Items from a document page collection:
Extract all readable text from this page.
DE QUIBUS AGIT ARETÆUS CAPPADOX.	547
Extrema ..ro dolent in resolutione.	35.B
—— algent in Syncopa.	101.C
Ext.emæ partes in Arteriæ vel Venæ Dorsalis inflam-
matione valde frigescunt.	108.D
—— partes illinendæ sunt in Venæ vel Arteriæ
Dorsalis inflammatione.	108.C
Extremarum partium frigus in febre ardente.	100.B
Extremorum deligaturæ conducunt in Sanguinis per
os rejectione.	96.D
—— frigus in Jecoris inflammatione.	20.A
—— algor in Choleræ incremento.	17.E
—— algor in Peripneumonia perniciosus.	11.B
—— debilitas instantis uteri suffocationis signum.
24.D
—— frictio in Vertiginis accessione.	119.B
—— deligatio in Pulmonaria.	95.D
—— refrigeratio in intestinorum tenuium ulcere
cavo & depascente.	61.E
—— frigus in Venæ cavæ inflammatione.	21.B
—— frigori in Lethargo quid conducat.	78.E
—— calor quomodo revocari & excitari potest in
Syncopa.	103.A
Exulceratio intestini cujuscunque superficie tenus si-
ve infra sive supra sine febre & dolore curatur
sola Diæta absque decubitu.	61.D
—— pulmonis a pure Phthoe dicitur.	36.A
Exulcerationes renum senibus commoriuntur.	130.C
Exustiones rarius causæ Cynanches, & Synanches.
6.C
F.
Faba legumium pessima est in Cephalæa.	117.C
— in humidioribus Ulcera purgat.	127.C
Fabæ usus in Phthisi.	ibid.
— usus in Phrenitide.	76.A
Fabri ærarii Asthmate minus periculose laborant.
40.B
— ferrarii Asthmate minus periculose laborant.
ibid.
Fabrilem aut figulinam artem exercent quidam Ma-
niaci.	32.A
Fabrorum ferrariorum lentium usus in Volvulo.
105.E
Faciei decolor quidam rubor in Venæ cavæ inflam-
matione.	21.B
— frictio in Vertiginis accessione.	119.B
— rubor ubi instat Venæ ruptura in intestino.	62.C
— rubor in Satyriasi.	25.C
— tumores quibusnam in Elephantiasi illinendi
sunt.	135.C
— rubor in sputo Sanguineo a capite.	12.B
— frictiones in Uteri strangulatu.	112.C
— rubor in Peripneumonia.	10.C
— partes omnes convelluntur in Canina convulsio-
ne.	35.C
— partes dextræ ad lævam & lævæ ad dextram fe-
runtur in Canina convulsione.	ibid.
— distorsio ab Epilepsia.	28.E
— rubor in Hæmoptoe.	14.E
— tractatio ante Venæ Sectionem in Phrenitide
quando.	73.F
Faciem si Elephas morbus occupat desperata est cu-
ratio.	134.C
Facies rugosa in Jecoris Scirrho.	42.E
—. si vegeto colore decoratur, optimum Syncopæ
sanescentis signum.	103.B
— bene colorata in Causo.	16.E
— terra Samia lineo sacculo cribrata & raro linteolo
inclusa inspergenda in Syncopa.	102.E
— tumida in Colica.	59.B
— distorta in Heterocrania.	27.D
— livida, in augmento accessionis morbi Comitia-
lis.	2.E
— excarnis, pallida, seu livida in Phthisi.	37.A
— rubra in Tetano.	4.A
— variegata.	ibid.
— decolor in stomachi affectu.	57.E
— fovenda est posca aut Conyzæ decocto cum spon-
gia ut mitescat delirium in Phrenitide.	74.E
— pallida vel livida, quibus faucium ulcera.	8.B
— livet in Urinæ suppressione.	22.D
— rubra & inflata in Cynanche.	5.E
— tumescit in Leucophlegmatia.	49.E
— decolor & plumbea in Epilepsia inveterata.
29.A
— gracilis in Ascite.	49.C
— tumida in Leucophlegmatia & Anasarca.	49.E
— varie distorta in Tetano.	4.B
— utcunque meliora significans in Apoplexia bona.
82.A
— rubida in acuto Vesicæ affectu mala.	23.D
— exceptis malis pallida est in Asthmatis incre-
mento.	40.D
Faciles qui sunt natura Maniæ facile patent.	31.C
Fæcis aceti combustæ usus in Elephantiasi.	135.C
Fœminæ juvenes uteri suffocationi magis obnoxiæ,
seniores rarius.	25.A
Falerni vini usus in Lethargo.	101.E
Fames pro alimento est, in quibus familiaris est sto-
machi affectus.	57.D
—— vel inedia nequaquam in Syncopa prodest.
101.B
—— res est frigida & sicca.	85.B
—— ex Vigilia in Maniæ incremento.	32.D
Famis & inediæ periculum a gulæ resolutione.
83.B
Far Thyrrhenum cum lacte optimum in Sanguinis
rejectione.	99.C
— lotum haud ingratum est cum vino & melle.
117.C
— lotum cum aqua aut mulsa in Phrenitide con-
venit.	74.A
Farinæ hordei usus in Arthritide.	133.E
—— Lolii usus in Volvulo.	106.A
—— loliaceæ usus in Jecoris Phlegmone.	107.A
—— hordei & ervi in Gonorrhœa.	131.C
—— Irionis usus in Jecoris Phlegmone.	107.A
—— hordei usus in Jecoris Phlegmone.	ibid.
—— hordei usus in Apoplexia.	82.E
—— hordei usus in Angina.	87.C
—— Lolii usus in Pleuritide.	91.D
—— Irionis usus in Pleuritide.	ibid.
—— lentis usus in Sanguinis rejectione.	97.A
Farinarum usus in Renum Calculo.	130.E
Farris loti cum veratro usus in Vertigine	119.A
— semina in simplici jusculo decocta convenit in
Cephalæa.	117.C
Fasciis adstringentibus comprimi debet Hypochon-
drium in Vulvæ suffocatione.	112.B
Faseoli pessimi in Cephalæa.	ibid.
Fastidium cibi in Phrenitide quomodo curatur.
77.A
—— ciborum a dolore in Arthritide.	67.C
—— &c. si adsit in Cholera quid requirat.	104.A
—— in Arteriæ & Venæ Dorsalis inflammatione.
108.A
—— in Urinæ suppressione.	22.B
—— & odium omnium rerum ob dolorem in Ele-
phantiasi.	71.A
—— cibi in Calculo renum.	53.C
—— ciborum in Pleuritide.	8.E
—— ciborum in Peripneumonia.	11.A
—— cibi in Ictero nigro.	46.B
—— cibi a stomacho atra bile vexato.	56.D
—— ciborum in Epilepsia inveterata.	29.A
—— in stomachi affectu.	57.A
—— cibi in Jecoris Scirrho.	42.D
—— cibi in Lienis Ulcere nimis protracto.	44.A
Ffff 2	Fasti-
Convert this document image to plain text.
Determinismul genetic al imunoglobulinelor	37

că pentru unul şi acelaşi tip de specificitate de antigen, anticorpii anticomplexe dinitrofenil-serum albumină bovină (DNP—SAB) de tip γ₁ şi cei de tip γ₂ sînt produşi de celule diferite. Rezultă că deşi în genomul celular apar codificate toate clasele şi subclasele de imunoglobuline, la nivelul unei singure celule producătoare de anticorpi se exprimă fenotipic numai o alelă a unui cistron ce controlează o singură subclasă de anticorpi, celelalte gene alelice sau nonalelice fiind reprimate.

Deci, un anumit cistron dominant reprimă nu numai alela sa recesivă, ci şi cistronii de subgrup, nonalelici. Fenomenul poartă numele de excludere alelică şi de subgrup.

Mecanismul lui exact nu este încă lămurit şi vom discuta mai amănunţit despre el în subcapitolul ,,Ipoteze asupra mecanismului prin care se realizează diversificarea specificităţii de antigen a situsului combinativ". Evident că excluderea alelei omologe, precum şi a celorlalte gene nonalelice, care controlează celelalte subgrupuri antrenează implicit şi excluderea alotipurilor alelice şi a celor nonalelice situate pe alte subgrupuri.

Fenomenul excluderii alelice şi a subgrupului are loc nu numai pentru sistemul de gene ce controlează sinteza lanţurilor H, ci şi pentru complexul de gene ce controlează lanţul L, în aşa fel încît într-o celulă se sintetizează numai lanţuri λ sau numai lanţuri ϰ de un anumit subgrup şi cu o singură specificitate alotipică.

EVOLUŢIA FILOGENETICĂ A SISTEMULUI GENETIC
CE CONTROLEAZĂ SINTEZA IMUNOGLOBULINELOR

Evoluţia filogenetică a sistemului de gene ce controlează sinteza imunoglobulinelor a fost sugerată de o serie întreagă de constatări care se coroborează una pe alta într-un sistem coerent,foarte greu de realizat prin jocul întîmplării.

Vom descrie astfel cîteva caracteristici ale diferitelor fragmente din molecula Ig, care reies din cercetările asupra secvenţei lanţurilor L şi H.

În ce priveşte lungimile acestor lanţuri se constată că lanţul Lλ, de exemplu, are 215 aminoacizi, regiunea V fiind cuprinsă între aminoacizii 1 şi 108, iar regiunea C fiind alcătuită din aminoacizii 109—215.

Activity
Count how many lines in the records hold the string "Phlegmone"; reply with the number alone.

Exercise result
3